Start of Data extracts

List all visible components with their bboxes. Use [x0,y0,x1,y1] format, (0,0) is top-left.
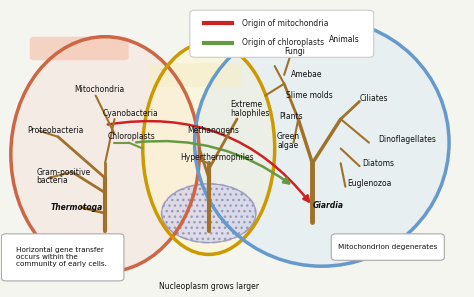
Text: Thermotoga: Thermotoga [51,203,103,212]
Text: bacteria: bacteria [36,176,68,185]
Text: Gram-positive: Gram-positive [36,168,91,176]
FancyBboxPatch shape [147,63,242,87]
Ellipse shape [162,184,256,243]
Text: Chloroplasts: Chloroplasts [108,132,155,141]
Text: Methanogens: Methanogens [188,126,239,135]
FancyBboxPatch shape [331,234,444,260]
Text: Fungi: Fungi [284,47,305,56]
Text: Euglenozoa: Euglenozoa [348,179,392,188]
Text: halophiles: halophiles [230,109,269,118]
Ellipse shape [195,19,449,266]
Text: Extreme: Extreme [230,100,262,109]
Text: Hyperthermophiles: Hyperthermophiles [181,153,254,162]
Text: Ciliates: Ciliates [359,94,388,103]
Text: Mitochondrion degenerates: Mitochondrion degenerates [338,244,438,250]
Text: Giardia: Giardia [312,201,343,210]
Text: Green: Green [277,132,300,141]
Text: algae: algae [277,141,298,150]
Ellipse shape [143,42,275,255]
Text: Cyanobacteria: Cyanobacteria [103,109,158,118]
Text: Horizontal gene transfer
occurs within the
community of early cells.: Horizontal gene transfer occurs within t… [16,247,106,267]
Text: Proteobacteria: Proteobacteria [27,126,84,135]
Text: Mitochondria: Mitochondria [74,85,125,94]
FancyBboxPatch shape [190,10,374,57]
Text: Plants: Plants [279,112,303,121]
Text: Origin of mitochondria: Origin of mitochondria [242,19,328,28]
FancyBboxPatch shape [261,10,355,37]
Text: Dinoflagellates: Dinoflagellates [378,135,436,144]
FancyBboxPatch shape [1,234,124,281]
FancyBboxPatch shape [30,37,128,60]
Text: Slime molds: Slime molds [286,91,333,100]
Text: Animals: Animals [329,35,360,44]
Text: Nucleoplasm grows larger: Nucleoplasm grows larger [159,282,259,291]
Text: Origin of chloroplasts: Origin of chloroplasts [242,38,324,47]
Ellipse shape [11,37,199,272]
Text: Amebae: Amebae [291,70,323,79]
Text: Diatoms: Diatoms [362,159,394,168]
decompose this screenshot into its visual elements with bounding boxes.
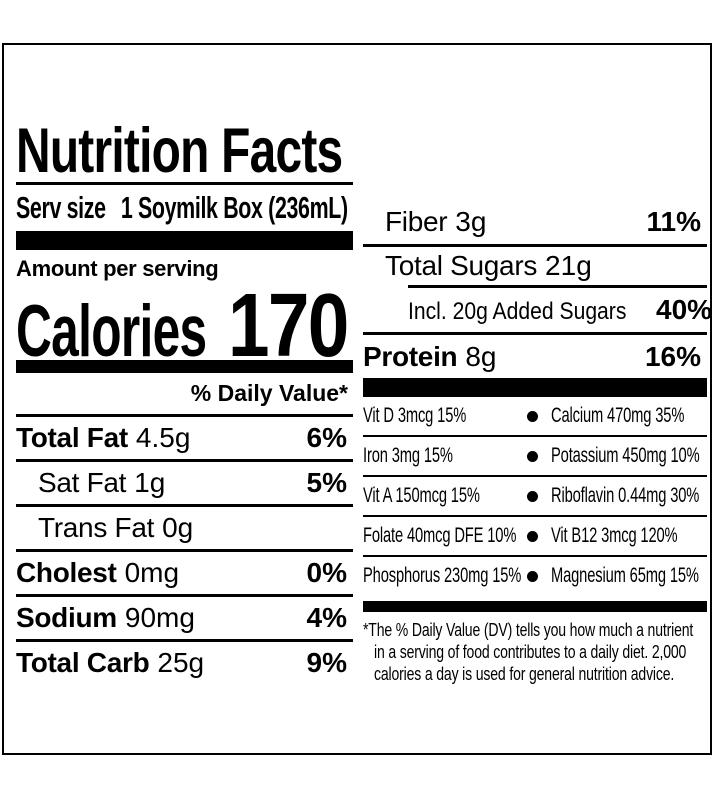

End of Data extracts

Action item
The data needs to be reproduced exactly, please, apart from its pictures.

Worked solution
List all visible components with their bboxes. Use [x0,y0,x1,y1] format, (0,0) is top-left.
Text: Thermotoga: Thermotoga [51,203,103,212]
Text: bacteria: bacteria [36,176,68,185]
Text: Gram-positive: Gram-positive [36,168,91,176]
FancyBboxPatch shape [147,63,242,87]
Ellipse shape [162,184,256,243]
Text: Chloroplasts: Chloroplasts [108,132,155,141]
Text: Methanogens: Methanogens [188,126,239,135]
FancyBboxPatch shape [331,234,444,260]
Text: Fungi: Fungi [284,47,305,56]
Text: Euglenozoa: Euglenozoa [348,179,392,188]
Text: halophiles: halophiles [230,109,269,118]
Ellipse shape [195,19,449,266]
Text: Extreme: Extreme [230,100,262,109]
Text: Hyperthermophiles: Hyperthermophiles [181,153,254,162]
Text: Ciliates: Ciliates [359,94,388,103]
Text: Mitochondrion degenerates: Mitochondrion degenerates [338,244,438,250]
Text: Giardia: Giardia [312,201,343,210]
Text: Green: Green [277,132,300,141]
Text: algae: algae [277,141,298,150]
Ellipse shape [143,42,275,255]
Text: Cyanobacteria: Cyanobacteria [103,109,158,118]
Text: Horizontal gene transfer
occurs within the
community of early cells.: Horizontal gene transfer occurs within t… [16,247,106,267]
Text: Proteobacteria: Proteobacteria [27,126,84,135]
Text: Mitochondria: Mitochondria [74,85,125,94]
FancyBboxPatch shape [190,10,374,57]
Text: Plants: Plants [279,112,303,121]
Text: Origin of mitochondria: Origin of mitochondria [242,19,328,28]
FancyBboxPatch shape [261,10,355,37]
Text: Dinoflagellates: Dinoflagellates [378,135,436,144]
FancyBboxPatch shape [1,234,124,281]
FancyBboxPatch shape [30,37,128,60]
Text: Slime molds: Slime molds [286,91,333,100]
Text: Animals: Animals [329,35,360,44]
Text: Nucleoplasm grows larger: Nucleoplasm grows larger [159,282,259,291]
Text: Origin of chloroplasts: Origin of chloroplasts [242,38,324,47]
Ellipse shape [11,37,199,272]
Text: Amebae: Amebae [291,70,323,79]
Text: Diatoms: Diatoms [362,159,394,168]
decompose this screenshot into its visual elements with bounding boxes.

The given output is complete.